Extracted records
▽
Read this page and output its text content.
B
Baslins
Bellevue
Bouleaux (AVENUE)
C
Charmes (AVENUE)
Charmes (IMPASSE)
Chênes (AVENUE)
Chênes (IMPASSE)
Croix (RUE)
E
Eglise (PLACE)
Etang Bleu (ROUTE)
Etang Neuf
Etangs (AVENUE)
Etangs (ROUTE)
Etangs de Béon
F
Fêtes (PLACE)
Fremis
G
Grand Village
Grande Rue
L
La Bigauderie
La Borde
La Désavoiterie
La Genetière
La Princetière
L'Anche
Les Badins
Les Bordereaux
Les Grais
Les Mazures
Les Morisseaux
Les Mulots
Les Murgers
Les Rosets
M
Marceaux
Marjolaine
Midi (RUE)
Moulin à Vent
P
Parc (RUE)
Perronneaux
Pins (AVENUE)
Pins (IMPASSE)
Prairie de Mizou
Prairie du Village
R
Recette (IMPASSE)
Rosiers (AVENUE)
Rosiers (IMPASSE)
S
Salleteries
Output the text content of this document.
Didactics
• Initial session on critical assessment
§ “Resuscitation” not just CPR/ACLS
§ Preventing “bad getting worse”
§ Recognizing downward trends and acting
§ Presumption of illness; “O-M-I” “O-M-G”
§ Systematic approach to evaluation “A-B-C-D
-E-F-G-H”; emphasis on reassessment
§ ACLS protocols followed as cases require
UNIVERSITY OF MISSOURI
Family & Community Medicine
△
▽
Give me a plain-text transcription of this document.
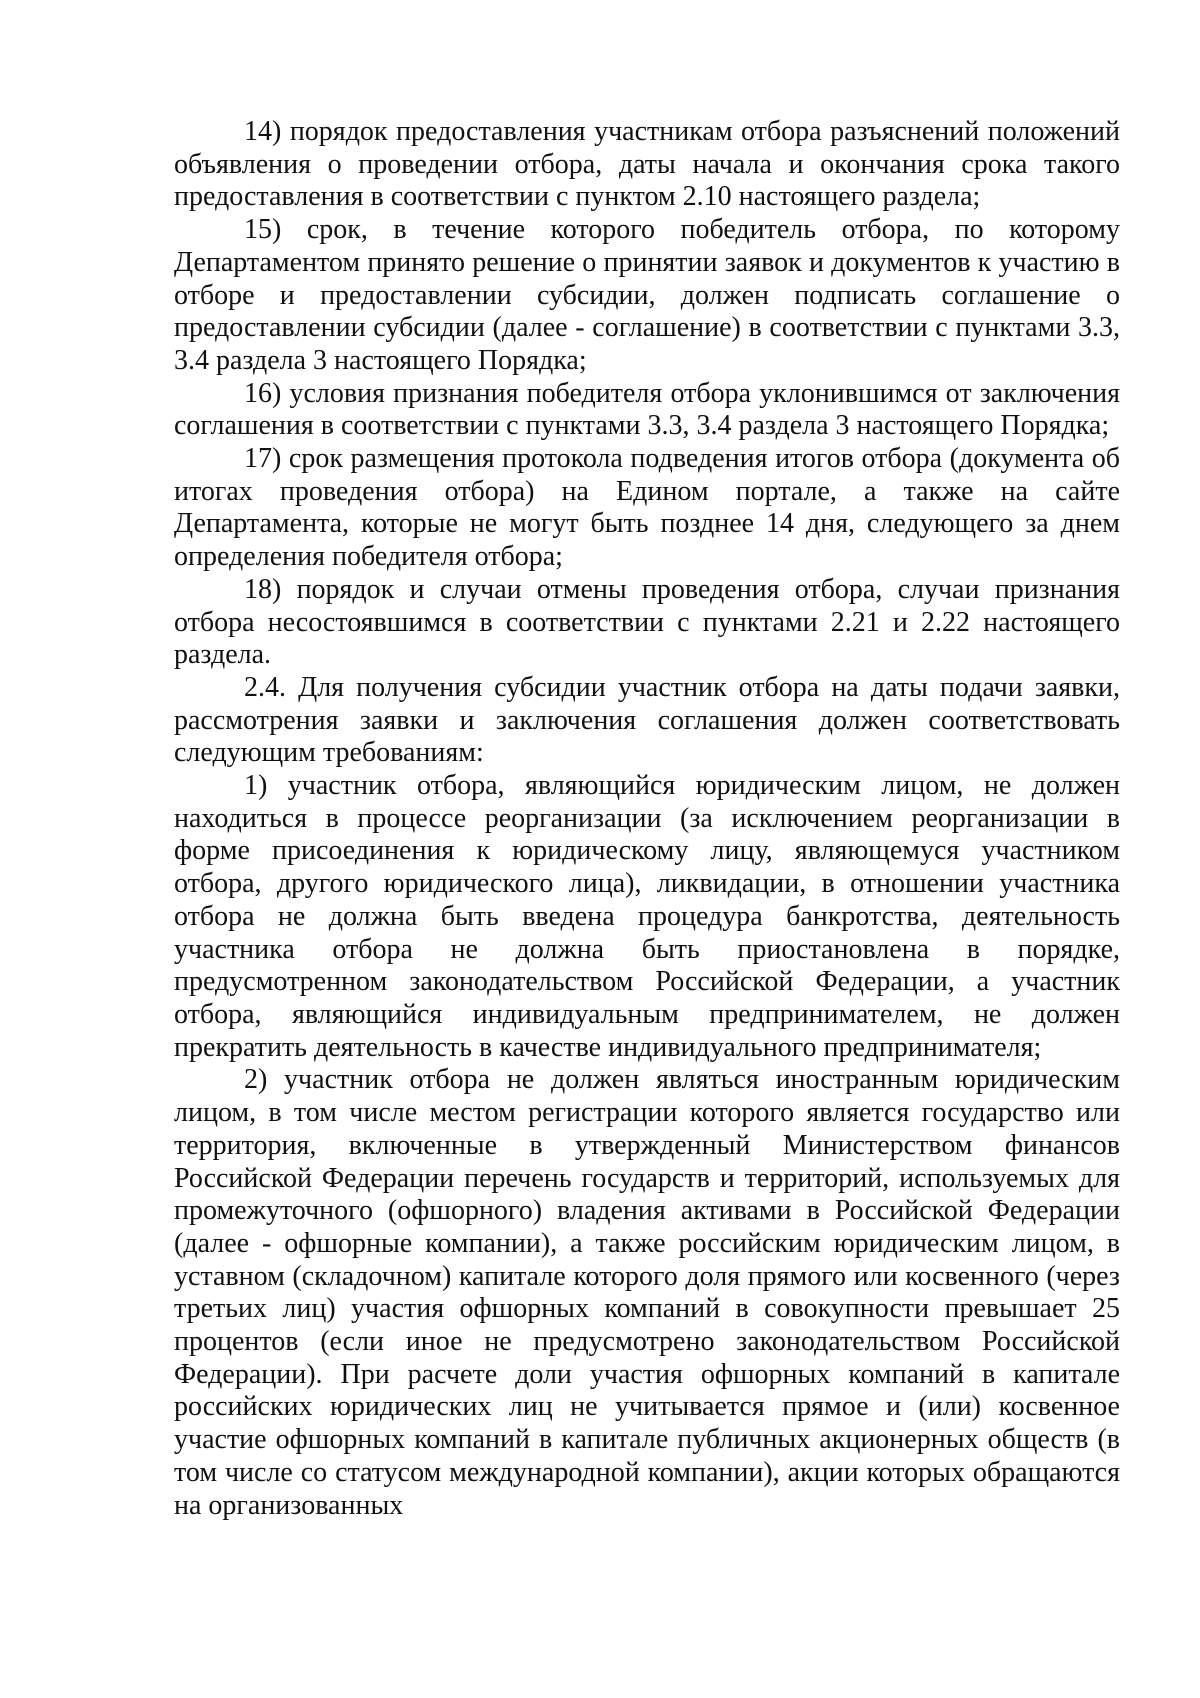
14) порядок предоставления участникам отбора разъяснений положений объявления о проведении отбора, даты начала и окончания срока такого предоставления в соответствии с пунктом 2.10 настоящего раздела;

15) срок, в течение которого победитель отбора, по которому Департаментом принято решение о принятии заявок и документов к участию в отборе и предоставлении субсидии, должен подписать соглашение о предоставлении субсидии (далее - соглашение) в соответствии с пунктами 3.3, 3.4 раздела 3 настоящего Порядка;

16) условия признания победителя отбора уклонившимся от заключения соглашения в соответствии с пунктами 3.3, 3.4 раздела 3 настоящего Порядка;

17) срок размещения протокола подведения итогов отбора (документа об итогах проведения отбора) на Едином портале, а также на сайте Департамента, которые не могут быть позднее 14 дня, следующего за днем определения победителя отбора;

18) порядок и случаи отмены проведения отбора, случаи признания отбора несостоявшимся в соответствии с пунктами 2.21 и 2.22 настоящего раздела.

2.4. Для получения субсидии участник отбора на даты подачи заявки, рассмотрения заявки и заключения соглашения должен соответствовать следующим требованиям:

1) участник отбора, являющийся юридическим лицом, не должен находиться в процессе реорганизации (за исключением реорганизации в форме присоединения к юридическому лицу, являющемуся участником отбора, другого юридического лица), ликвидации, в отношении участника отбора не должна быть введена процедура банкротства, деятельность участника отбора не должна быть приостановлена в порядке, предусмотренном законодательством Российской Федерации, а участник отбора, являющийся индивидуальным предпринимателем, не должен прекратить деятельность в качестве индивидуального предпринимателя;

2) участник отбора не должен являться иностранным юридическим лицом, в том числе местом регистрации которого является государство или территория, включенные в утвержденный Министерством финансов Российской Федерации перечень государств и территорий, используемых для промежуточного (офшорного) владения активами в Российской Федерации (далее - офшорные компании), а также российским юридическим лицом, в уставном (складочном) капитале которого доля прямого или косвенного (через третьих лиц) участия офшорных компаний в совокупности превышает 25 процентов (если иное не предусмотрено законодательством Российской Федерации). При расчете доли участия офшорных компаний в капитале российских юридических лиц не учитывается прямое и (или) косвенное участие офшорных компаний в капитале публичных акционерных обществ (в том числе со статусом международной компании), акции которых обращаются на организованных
△
▽
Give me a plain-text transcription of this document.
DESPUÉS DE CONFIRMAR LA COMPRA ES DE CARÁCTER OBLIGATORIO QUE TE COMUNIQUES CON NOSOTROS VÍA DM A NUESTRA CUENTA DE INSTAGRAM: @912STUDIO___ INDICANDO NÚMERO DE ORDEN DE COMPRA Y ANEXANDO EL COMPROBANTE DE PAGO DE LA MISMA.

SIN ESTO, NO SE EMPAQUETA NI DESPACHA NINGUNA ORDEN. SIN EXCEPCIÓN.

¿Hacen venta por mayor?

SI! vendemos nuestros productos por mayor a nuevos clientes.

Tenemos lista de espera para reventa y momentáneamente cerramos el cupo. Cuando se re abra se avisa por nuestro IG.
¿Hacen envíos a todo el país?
△
» **REQUEST**:
Review the preceding data and report every line that includes the string "Hacen".

» **PROBLEM SOLUTION**:
¿Hacen venta por mayor?
¿Hacen envíos a todo el país?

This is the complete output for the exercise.